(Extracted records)
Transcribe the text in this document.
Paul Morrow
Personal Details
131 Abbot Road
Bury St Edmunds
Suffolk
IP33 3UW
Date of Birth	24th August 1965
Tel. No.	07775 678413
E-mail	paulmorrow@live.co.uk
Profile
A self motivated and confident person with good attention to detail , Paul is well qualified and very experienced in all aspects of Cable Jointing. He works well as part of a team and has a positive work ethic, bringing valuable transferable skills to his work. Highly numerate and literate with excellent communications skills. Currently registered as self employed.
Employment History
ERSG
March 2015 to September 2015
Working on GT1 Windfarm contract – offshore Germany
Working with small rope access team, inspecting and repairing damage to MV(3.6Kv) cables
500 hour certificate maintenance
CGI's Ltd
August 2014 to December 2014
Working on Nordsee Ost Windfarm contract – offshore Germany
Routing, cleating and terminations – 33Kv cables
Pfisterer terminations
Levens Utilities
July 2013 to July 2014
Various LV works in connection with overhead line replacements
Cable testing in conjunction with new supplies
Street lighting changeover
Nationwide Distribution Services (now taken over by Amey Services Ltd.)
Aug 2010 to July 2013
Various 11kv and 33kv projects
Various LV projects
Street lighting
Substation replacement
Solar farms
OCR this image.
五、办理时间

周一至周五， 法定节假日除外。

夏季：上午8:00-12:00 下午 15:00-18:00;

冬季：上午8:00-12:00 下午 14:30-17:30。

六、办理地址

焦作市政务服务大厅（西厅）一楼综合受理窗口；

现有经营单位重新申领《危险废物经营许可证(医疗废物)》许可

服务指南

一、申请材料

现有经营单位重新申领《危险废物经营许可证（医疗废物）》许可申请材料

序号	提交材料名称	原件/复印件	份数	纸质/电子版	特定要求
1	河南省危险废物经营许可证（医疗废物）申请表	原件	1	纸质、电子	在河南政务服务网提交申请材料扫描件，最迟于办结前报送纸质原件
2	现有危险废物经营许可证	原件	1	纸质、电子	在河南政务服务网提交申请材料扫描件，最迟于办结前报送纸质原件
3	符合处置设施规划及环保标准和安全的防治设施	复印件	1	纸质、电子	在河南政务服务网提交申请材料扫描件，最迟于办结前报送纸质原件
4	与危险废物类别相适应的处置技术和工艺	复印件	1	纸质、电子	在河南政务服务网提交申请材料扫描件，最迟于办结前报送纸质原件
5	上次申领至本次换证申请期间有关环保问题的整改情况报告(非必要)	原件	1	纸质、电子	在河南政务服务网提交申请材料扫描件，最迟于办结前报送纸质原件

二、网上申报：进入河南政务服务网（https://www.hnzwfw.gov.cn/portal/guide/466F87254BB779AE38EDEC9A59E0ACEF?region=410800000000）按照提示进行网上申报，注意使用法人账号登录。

INSTRUCTIONS FOR THE TASK: Set down every line of the listing above again, exactly as given.

CORRECT RESPONSE:
Transcribe the text in this document.
Paul Morrow
Personal Details
131 Abbot Road
Bury St Edmunds
Suffolk
IP33 3UW
Date of Birth	24th August 1965
Tel. No.	07775 678413
E-mail	paulmorrow@live.co.uk
Profile
A self motivated and confident person with good attention to detail , Paul is well qualified and very experienced in all aspects of Cable Jointing. He works well as part of a team and has a positive work ethic, bringing valuable transferable skills to his work. Highly numerate and literate with excellent communications skills. Currently registered as self employed.
Employment History
ERSG
March 2015 to September 2015
Working on GT1 Windfarm contract – offshore Germany
Working with small rope access team, inspecting and repairing damage to MV(3.6Kv) cables
500 hour certificate maintenance
CGI's Ltd
August 2014 to December 2014
Working on Nordsee Ost Windfarm contract – offshore Germany
Routing, cleating and terminations – 33Kv cables
Pfisterer terminations
Levens Utilities
July 2013 to July 2014
Various LV works in connection with overhead line replacements
Cable testing in conjunction with new supplies
Street lighting changeover
Nationwide Distribution Services (now taken over by Amey Services Ltd.)
Aug 2010 to July 2013
Various 11kv and 33kv projects
Various LV projects
Street lighting
Substation replacement
Solar farms
OCR this image.
五、办理时间

周一至周五， 法定节假日除外。

夏季：上午8:00-12:00 下午 15:00-18:00;

冬季：上午8:00-12:00 下午 14:30-17:30。

六、办理地址

焦作市政务服务大厅（西厅）一楼综合受理窗口；

现有经营单位重新申领《危险废物经营许可证(医疗废物)》许可

服务指南

一、申请材料

现有经营单位重新申领《危险废物经营许可证（医疗废物）》许可申请材料

序号	提交材料名称	原件/复印件	份数	纸质/电子版	特定要求
1	河南省危险废物经营许可证（医疗废物）申请表	原件	1	纸质、电子	在河南政务服务网提交申请材料扫描件，最迟于办结前报送纸质原件
2	现有危险废物经营许可证	原件	1	纸质、电子	在河南政务服务网提交申请材料扫描件，最迟于办结前报送纸质原件
3	符合处置设施规划及环保标准和安全的防治设施	复印件	1	纸质、电子	在河南政务服务网提交申请材料扫描件，最迟于办结前报送纸质原件
4	与危险废物类别相适应的处置技术和工艺	复印件	1	纸质、电子	在河南政务服务网提交申请材料扫描件，最迟于办结前报送纸质原件
5	上次申领至本次换证申请期间有关环保问题的整改情况报告(非必要)	原件	1	纸质、电子	在河南政务服务网提交申请材料扫描件，最迟于办结前报送纸质原件

二、网上申报：进入河南政务服务网（https://www.hnzwfw.gov.cn/portal/guide/466F87254BB779AE38EDEC9A59E0ACEF?region=410800000000）按照提示进行网上申报，注意使用法人账号登录。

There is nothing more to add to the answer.